What is required: Copy every entry exactly as given, minus the images.

Records:
————————
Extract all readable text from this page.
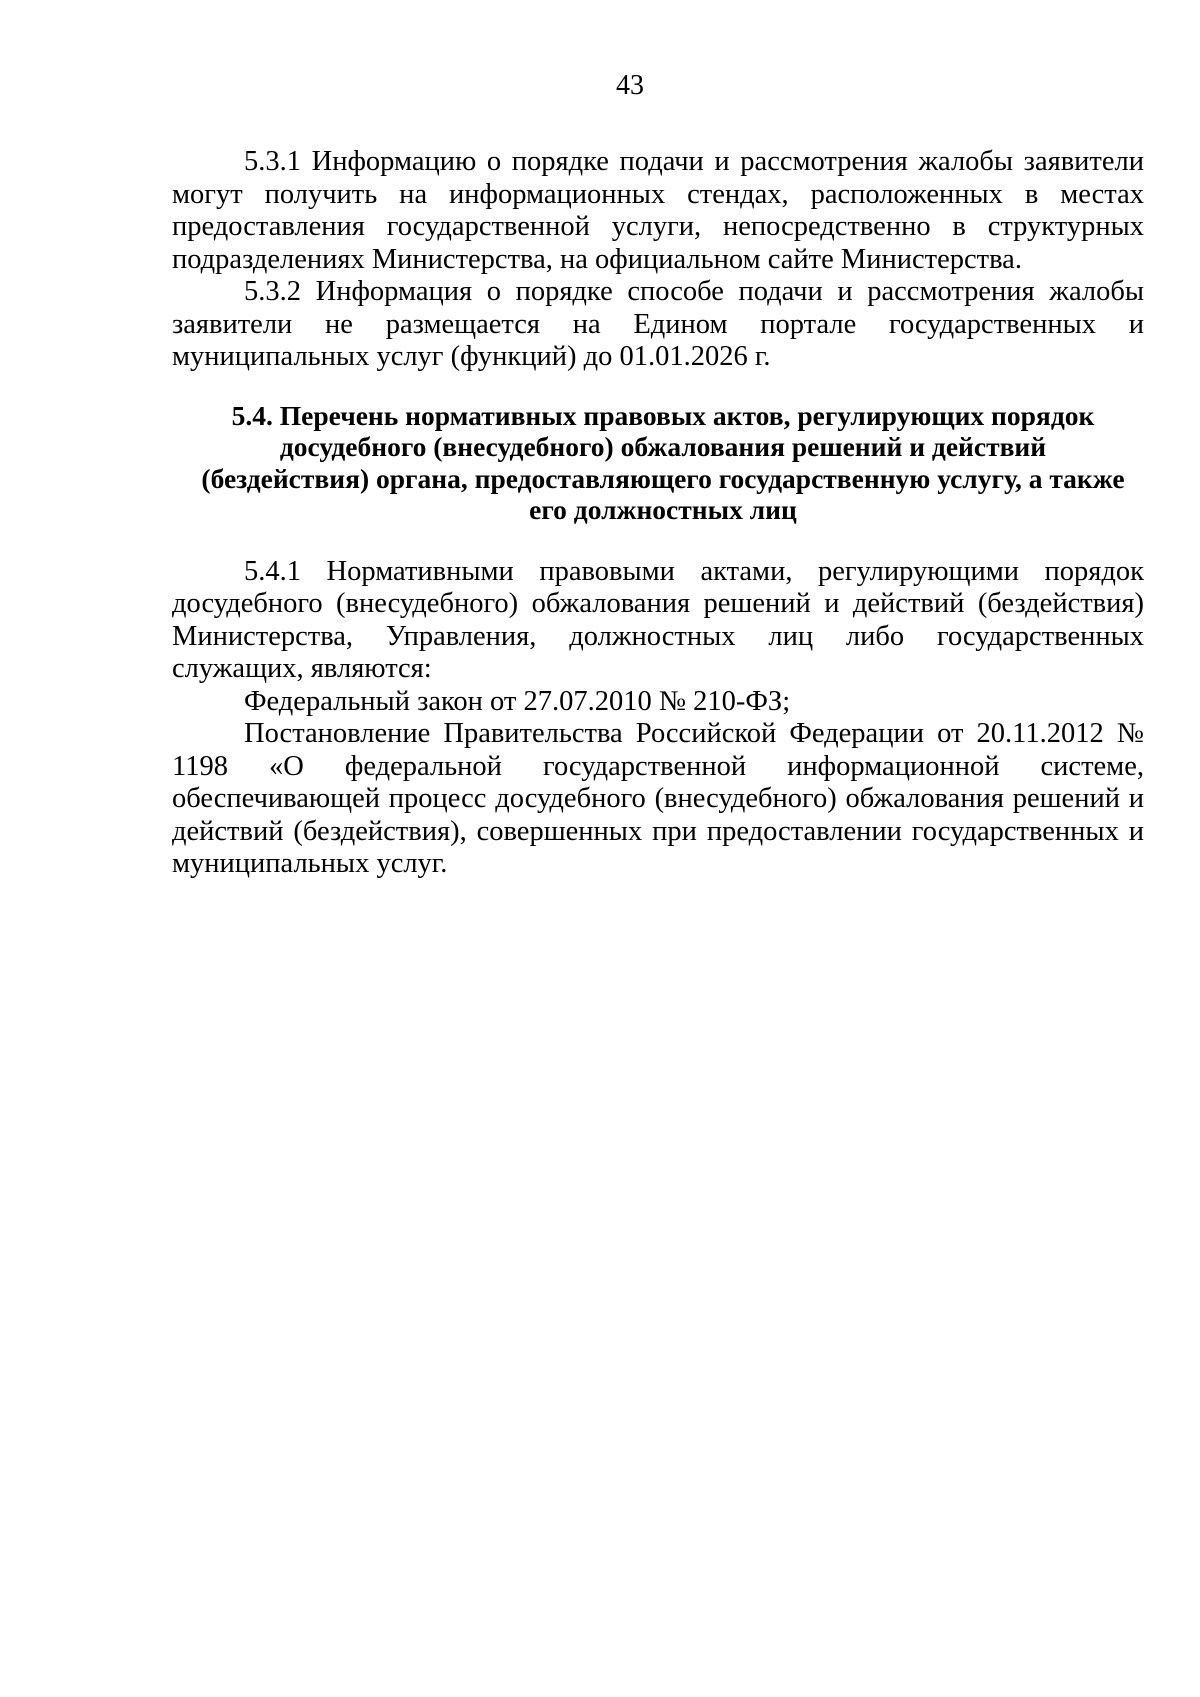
43

5.3.1 Информацию о порядке подачи и рассмотрения жалобы заявители могут получить на информационных стендах, расположенных в местах предоставления государственной услуги, непосредственно в структурных подразделениях Министерства, на официальном сайте Министерства.

5.3.2 Информация о порядке способе подачи и рассмотрения жалобы заявители не размещается на Едином портале государственных и муниципальных услуг (функций) до 01.01.2026 г.

5.4. Перечень нормативных правовых актов, регулирующих порядок

досудебного (внесудебного) обжалования решений и действий

(бездействия) органа, предоставляющего государственную услугу, а также

его должностных лиц

5.4.1 Нормативными правовыми актами, регулирующими порядок досудебного (внесудебного) обжалования решений и действий (бездействия) Министерства, Управления, должностных лиц либо государственных служащих, являются:

Федеральный закон от 27.07.2010 № 210-ФЗ;

Постановление Правительства Российской Федерации от 20.11.2012 № 1198 «О федеральной государственной информационной системе, обеспечивающей процесс досудебного (внесудебного) обжалования решений и действий (бездействия), совершенных при предоставлении государственных и муниципальных услуг.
————————
Full solution:
Extract all readable text from this page.
43

5.3.1 Информацию о порядке подачи и рассмотрения жалобы заявители могут получить на информационных стендах, расположенных в местах предоставления государственной услуги, непосредственно в структурных подразделениях Министерства, на официальном сайте Министерства.

5.3.2 Информация о порядке способе подачи и рассмотрения жалобы заявители не размещается на Едином портале государственных и муниципальных услуг (функций) до 01.01.2026 г.

5.4. Перечень нормативных правовых актов, регулирующих порядок

досудебного (внесудебного) обжалования решений и действий

(бездействия) органа, предоставляющего государственную услугу, а также

его должностных лиц

5.4.1 Нормативными правовыми актами, регулирующими порядок досудебного (внесудебного) обжалования решений и действий (бездействия) Министерства, Управления, должностных лиц либо государственных служащих, являются:

Федеральный закон от 27.07.2010 № 210-ФЗ;

Постановление Правительства Российской Федерации от 20.11.2012 № 1198 «О федеральной государственной информационной системе, обеспечивающей процесс досудебного (внесудебного) обжалования решений и действий (бездействия), совершенных при предоставлении государственных и муниципальных услуг.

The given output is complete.